START TEXT TO READ

So, when the extension is not an .HTML like exention or an explicit non-HTML
exention (.ZIP, .PDF, .PNG ...), we look whether the file contain some .HTML tag. We chose <HTML> and </HTML> as the test criterion, although this is not bullet proof:
- some binary file might contain those tags, and still conaint only binary data
- some web pages do not contain <HTML> and </HTML> (only <BODY>, or even only the text with some text tags and some anchors
- "extract the anchor tags" if the page is a declared or detected .HTML page, we parse the content and build the anchor tag list
- "filter the tags" : this is the filtering stage. Here we can
- eliminate unwanted extensions (.WAV ...)
- eliminate some links based on textual patterns (no URL containing "resume", or "photo gallery" etc
- eliminate links which do not contain the same domain as the initially requested page
- "select the next URL" : this step will determine the dowload order. If we download all files up to the end, the download order has no importance whatsoever. But if we might abort the process after some time (bug,
overflooding, timeout ...), then it is obviously better to first download the "best" pages. The ranking function obviously depends on the user needs. In our case
- we usually first donwload the non-HTML files (the .PDD, .ZIP etc)
- then we donwload the .HTML pages
- first the sub pages
- then the parent pages, gradually moving from the current path to the site root
This can be presented in the following figure.
- In Red the unwanted pages (.MOV) and in blue the non-HTML pages (.PDF):
- we download the target page:
- then the non HTML pages:
- and the sub pages:
- and we gradually fetch the parent pages:
and
So we fixed the broad lines (first the non-HTML, then the sub pages, then the parent pages), and you still have full source code to change this. To add some more flexibility, we added two hooks:
- a customizable filtering callback where one can add some condition to remove some pages
- a customizable next page selection procedure
We also added very limited GUI selection with checkboxes. The user can select:
- the page level (parent, the page itself, child pages)
- the type of pages (none, all, only .HTML-like, image, zip and .PDF like)
3 - The Delphi full Source code
3.1 - The Overall organization The spider is directly derived from the downloader. The structure and operation of the downloader has been presented in the Web Downloader paper at great length.

END TEXT TO READ
START ENTRIES PROVIDED

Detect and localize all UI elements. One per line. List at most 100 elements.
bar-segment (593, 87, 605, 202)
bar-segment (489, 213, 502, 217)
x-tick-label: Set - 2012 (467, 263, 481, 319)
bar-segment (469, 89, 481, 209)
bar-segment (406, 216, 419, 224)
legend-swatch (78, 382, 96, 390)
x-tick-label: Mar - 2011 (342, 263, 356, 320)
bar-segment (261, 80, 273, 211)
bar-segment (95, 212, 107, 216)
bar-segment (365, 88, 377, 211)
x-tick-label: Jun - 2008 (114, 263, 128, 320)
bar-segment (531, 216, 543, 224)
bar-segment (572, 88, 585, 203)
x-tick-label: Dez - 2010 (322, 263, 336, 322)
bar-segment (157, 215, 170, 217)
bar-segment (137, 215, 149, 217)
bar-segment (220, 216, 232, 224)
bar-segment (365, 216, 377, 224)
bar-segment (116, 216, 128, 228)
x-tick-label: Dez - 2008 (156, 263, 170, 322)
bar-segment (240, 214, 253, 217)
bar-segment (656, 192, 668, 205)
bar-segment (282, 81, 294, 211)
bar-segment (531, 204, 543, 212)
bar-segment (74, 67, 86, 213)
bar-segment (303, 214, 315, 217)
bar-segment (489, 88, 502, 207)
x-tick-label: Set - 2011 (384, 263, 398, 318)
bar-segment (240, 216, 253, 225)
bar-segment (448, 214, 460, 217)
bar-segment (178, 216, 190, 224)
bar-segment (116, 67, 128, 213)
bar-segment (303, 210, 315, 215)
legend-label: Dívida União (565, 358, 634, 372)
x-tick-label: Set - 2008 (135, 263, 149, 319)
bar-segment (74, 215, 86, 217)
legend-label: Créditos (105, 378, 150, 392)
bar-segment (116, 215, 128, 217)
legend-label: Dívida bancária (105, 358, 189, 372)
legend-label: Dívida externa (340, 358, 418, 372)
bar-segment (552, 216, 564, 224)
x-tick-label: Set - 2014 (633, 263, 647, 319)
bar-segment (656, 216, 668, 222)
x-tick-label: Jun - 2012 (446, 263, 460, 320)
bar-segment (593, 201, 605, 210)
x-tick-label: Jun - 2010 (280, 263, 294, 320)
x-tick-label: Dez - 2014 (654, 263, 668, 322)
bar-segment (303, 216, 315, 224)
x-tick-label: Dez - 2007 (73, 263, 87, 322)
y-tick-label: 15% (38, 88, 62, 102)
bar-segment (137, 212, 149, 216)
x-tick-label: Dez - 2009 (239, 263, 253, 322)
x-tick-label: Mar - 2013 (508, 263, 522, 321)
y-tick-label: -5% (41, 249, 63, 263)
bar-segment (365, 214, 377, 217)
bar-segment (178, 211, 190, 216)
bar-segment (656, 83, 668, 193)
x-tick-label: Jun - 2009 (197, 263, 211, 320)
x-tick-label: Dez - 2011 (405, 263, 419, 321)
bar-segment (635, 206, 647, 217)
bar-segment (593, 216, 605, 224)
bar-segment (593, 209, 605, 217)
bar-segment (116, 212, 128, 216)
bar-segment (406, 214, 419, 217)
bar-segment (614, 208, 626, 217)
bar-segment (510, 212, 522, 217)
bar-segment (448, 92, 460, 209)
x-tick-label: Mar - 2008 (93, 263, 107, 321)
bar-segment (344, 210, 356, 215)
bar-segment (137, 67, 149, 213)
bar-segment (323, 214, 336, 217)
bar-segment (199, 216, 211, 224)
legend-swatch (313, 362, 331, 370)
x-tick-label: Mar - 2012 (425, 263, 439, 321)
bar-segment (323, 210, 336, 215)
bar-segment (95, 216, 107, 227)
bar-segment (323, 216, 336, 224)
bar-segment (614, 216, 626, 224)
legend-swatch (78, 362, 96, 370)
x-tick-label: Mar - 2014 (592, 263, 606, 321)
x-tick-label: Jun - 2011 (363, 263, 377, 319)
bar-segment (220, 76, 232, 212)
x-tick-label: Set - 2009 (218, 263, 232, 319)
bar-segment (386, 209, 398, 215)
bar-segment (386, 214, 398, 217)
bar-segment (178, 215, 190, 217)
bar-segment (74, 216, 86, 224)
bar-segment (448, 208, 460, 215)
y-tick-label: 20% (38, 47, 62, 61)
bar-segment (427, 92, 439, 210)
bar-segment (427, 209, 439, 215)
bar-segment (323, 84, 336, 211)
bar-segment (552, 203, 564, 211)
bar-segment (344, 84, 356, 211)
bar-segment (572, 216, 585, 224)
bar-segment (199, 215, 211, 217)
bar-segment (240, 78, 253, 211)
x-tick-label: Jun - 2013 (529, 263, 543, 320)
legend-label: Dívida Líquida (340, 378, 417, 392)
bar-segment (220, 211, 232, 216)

END ENTRIES PROVIDED

--- OBJECTIVE 1 ---
Rewrite the web spider text between "- the type of" and "at great length.", inclusive, with "spider" replaced by "crawler".
--- OBJECTIVE 2 ---
List every type of page that the web spider text says a user can select with the checkboxes.
--- OBJECTIVE 3 ---
Say whether each statement agrees with the web spider text. Answer yes or no, and quote the words that decide it.
(a) The test for HTML content uses the <HTML> and </HTML> tags.
(b) The sub pages are downloaded after the parent pages.
(c) The download order still matters when every file is downloaded to the end.

--- TASK ANSWER 1 ---
- the type of pages (none, all, only .HTML-like, image, zip and .PDF like)
3 - The Delphi full Source code
3.1 - The Overall organization The crawler is directly derived from the downloader. The structure and operation of the downloader has been presented in the Web Downloader paper at great length.

--- TASK ANSWER 2 ---
- none
- all
- only .HTML-like
- image
- zip
- .PDF like

--- TASK ANSWER 3 ---
(a) Yes: "We chose <HTML> and </HTML> as the test criterion"
(b) No: "first the non-HTML, then the sub pages, then the parent pages"
(c) No: "If we download all files up to the end, the download order has no importance whatsoever."